A block of data
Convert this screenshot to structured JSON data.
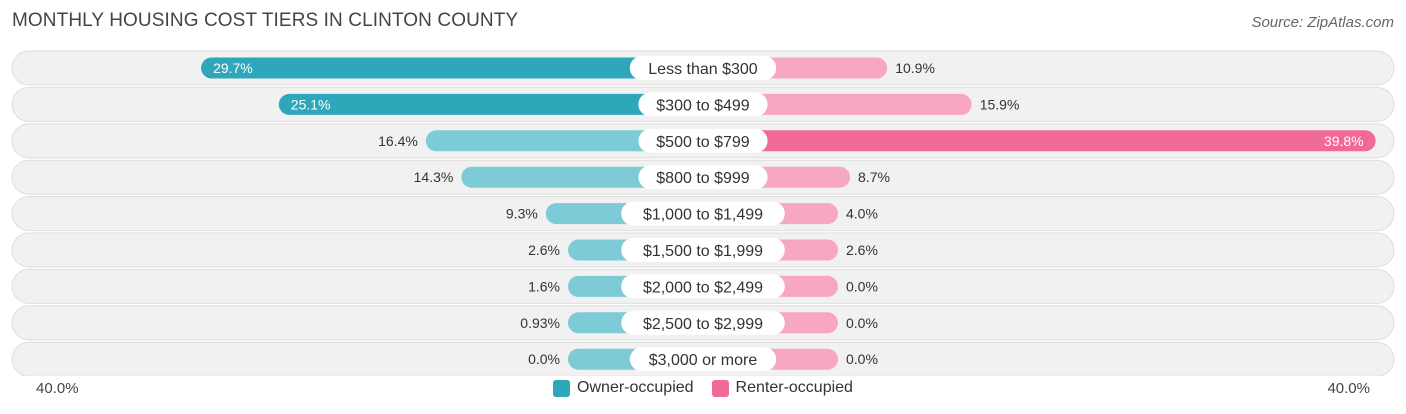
{
  "header": {
    "title": "MONTHLY HOUSING COST TIERS IN CLINTON COUNTY",
    "source": "Source: ZipAtlas.com"
  },
  "colors": {
    "owner_strong": "#2ea7bb",
    "owner_light": "#7ccbd6",
    "renter_strong": "#f06a96",
    "renter_light": "#f7a7c1"
  },
  "chart_data": {
    "type": "bar",
    "orientation": "horizontal-diverging",
    "title": "MONTHLY HOUSING COST TIERS IN CLINTON COUNTY",
    "categories": [
      "Less than $300",
      "$300 to $499",
      "$500 to $799",
      "$800 to $999",
      "$1,000 to $1,499",
      "$1,500 to $1,999",
      "$2,000 to $2,499",
      "$2,500 to $2,999",
      "$3,000 or more"
    ],
    "series": [
      {
        "name": "Owner-occupied",
        "values": [
          29.7,
          25.1,
          16.4,
          14.3,
          9.3,
          2.6,
          1.6,
          0.93,
          0.0
        ],
        "labels": [
          "29.7%",
          "25.1%",
          "16.4%",
          "14.3%",
          "9.3%",
          "2.6%",
          "1.6%",
          "0.93%",
          "0.0%"
        ]
      },
      {
        "name": "Renter-occupied",
        "values": [
          10.9,
          15.9,
          39.8,
          8.7,
          4.0,
          2.6,
          0.0,
          0.0,
          0.0
        ],
        "labels": [
          "10.9%",
          "15.9%",
          "39.8%",
          "8.7%",
          "4.0%",
          "2.6%",
          "0.0%",
          "0.0%",
          "0.0%"
        ]
      }
    ],
    "xlim": [
      -40,
      40
    ],
    "axis_left_label": "40.0%",
    "axis_right_label": "40.0%",
    "legend_position": "bottom-center"
  }
}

- **Set exercise**
Copy each line holding the word "name" from the listing above.

- **Exercise response**
        "name": "Owner-occupied",
        "name": "Renter-occupied",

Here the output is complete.